_GOAL_:
Each line containing the word "color" must be reported.

_INPUT DATA_:
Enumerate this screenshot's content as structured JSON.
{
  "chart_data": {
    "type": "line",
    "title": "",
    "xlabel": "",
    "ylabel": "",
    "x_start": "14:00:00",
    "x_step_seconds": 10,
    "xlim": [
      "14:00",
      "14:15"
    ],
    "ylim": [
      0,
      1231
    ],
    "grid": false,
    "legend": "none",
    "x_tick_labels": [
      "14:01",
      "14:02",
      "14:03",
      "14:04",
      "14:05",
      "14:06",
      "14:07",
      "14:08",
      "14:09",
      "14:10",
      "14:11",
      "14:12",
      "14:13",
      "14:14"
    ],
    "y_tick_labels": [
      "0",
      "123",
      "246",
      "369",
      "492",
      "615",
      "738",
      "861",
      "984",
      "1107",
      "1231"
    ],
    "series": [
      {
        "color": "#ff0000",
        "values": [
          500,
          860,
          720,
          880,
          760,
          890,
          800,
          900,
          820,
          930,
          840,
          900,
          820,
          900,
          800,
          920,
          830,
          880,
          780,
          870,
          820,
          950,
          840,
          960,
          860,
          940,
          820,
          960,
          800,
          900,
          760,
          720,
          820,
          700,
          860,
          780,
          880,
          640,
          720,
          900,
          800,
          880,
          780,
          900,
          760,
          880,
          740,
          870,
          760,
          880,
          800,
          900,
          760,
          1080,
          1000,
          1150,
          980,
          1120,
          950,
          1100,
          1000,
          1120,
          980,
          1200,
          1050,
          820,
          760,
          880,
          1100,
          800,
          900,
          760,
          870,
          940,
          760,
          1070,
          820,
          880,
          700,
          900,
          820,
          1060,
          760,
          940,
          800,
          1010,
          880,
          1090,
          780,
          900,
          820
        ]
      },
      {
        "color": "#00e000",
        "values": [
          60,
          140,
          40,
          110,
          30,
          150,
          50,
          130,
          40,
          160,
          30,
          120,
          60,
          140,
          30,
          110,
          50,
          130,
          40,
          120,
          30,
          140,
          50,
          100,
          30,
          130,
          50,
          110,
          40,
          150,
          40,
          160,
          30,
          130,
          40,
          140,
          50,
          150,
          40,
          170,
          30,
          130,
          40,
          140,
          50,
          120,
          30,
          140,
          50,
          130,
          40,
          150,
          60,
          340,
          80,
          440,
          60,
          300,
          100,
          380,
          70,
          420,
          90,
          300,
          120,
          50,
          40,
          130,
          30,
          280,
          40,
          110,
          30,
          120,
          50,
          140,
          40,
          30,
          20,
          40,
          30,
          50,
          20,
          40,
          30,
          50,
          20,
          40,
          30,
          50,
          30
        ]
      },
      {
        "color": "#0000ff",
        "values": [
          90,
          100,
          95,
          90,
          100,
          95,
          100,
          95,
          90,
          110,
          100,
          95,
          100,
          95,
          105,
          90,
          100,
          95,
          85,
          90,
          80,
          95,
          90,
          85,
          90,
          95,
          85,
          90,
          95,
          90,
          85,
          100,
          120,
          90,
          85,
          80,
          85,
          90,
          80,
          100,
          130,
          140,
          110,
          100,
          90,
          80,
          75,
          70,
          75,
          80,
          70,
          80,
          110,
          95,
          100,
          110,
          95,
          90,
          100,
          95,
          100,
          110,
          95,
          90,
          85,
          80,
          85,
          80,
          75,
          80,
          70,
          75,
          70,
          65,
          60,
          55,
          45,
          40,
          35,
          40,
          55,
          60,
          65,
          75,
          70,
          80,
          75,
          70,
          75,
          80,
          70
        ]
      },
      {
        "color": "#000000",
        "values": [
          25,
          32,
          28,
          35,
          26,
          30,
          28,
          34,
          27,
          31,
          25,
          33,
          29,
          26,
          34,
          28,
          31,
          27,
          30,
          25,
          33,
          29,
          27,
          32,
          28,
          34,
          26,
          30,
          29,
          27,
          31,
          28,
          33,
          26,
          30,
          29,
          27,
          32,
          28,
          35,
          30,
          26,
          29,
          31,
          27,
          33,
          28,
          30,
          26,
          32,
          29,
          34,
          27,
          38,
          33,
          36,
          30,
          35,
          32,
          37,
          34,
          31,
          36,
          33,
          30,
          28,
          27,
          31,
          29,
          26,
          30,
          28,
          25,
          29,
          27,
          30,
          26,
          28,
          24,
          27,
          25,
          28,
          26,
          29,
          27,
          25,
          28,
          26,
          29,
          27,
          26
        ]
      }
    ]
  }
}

_ANSWER BELOW_:
        "color": "#ff0000",
        "color": "#00e000",
        "color": "#0000ff",
        "color": "#000000",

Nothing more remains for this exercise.